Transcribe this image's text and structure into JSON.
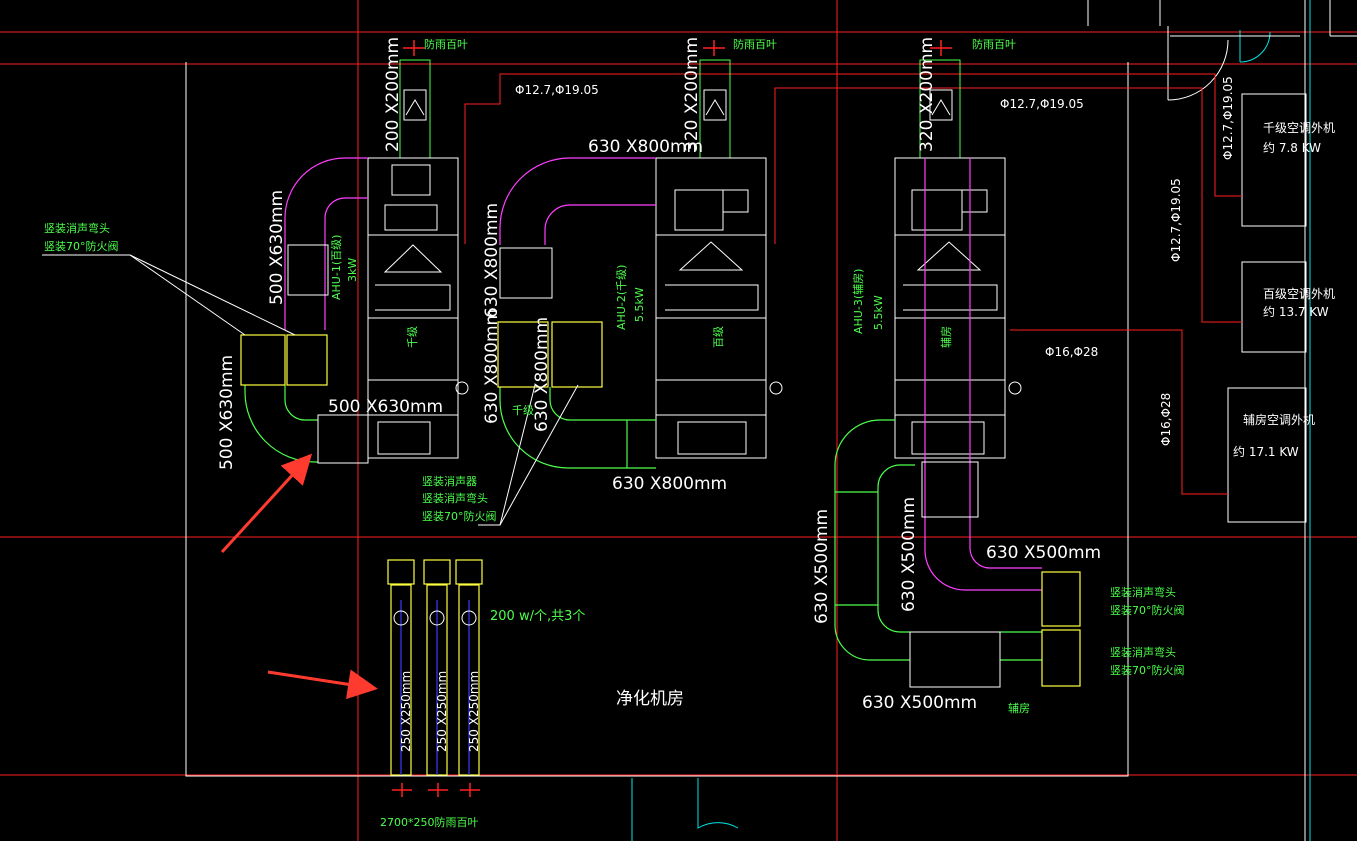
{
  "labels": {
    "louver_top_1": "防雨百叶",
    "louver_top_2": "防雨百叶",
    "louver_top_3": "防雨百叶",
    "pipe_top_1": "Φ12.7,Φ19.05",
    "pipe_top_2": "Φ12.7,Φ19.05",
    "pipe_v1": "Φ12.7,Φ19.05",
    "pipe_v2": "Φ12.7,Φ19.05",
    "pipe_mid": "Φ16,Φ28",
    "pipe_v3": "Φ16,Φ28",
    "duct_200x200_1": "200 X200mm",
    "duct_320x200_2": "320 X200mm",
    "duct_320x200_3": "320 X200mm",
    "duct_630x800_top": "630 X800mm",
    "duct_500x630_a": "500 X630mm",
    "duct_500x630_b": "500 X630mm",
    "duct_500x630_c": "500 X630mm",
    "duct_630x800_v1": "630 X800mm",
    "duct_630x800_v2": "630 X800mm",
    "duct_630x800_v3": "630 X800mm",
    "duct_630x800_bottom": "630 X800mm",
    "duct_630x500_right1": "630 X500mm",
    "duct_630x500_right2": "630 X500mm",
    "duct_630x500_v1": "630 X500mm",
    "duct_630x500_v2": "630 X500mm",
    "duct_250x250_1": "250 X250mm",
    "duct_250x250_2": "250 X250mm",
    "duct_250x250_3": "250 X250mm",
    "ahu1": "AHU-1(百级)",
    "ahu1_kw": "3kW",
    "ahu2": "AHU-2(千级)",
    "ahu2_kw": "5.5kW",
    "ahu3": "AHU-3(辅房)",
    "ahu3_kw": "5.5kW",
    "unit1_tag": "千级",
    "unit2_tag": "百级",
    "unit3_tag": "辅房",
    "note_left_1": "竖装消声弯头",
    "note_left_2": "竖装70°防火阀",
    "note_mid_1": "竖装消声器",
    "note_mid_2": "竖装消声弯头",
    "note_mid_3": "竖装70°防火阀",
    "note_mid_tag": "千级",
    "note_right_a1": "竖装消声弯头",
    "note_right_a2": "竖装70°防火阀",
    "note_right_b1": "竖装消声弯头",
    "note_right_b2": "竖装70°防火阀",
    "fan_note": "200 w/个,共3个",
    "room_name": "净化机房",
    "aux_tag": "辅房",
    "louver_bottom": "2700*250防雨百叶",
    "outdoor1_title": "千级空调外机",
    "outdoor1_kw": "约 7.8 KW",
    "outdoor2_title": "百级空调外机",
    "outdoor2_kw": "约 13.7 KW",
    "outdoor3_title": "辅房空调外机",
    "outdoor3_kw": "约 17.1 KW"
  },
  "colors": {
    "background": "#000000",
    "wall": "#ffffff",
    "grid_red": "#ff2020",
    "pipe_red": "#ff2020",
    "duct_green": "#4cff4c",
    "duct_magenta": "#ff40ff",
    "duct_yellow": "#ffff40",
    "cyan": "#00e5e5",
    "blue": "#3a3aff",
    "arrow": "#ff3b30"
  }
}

→ Requirement
Above are records with pictures; repeat the records exactly and leave the pictures out.

→ Response to the task
Transcribe this image's text and structure into JSON.
{
  "labels": {
    "louver_top_1": "防雨百叶",
    "louver_top_2": "防雨百叶",
    "louver_top_3": "防雨百叶",
    "pipe_top_1": "Φ12.7,Φ19.05",
    "pipe_top_2": "Φ12.7,Φ19.05",
    "pipe_v1": "Φ12.7,Φ19.05",
    "pipe_v2": "Φ12.7,Φ19.05",
    "pipe_mid": "Φ16,Φ28",
    "pipe_v3": "Φ16,Φ28",
    "duct_200x200_1": "200 X200mm",
    "duct_320x200_2": "320 X200mm",
    "duct_320x200_3": "320 X200mm",
    "duct_630x800_top": "630 X800mm",
    "duct_500x630_a": "500 X630mm",
    "duct_500x630_b": "500 X630mm",
    "duct_500x630_c": "500 X630mm",
    "duct_630x800_v1": "630 X800mm",
    "duct_630x800_v2": "630 X800mm",
    "duct_630x800_v3": "630 X800mm",
    "duct_630x800_bottom": "630 X800mm",
    "duct_630x500_right1": "630 X500mm",
    "duct_630x500_right2": "630 X500mm",
    "duct_630x500_v1": "630 X500mm",
    "duct_630x500_v2": "630 X500mm",
    "duct_250x250_1": "250 X250mm",
    "duct_250x250_2": "250 X250mm",
    "duct_250x250_3": "250 X250mm",
    "ahu1": "AHU-1(百级)",
    "ahu1_kw": "3kW",
    "ahu2": "AHU-2(千级)",
    "ahu2_kw": "5.5kW",
    "ahu3": "AHU-3(辅房)",
    "ahu3_kw": "5.5kW",
    "unit1_tag": "千级",
    "unit2_tag": "百级",
    "unit3_tag": "辅房",
    "note_left_1": "竖装消声弯头",
    "note_left_2": "竖装70°防火阀",
    "note_mid_1": "竖装消声器",
    "note_mid_2": "竖装消声弯头",
    "note_mid_3": "竖装70°防火阀",
    "note_mid_tag": "千级",
    "note_right_a1": "竖装消声弯头",
    "note_right_a2": "竖装70°防火阀",
    "note_right_b1": "竖装消声弯头",
    "note_right_b2": "竖装70°防火阀",
    "fan_note": "200 w/个,共3个",
    "room_name": "净化机房",
    "aux_tag": "辅房",
    "louver_bottom": "2700*250防雨百叶",
    "outdoor1_title": "千级空调外机",
    "outdoor1_kw": "约 7.8 KW",
    "outdoor2_title": "百级空调外机",
    "outdoor2_kw": "约 13.7 KW",
    "outdoor3_title": "辅房空调外机",
    "outdoor3_kw": "约 17.1 KW"
  },
  "colors": {
    "background": "#000000",
    "wall": "#ffffff",
    "grid_red": "#ff2020",
    "pipe_red": "#ff2020",
    "duct_green": "#4cff4c",
    "duct_magenta": "#ff40ff",
    "duct_yellow": "#ffff40",
    "cyan": "#00e5e5",
    "blue": "#3a3aff",
    "arrow": "#ff3b30"
  }
}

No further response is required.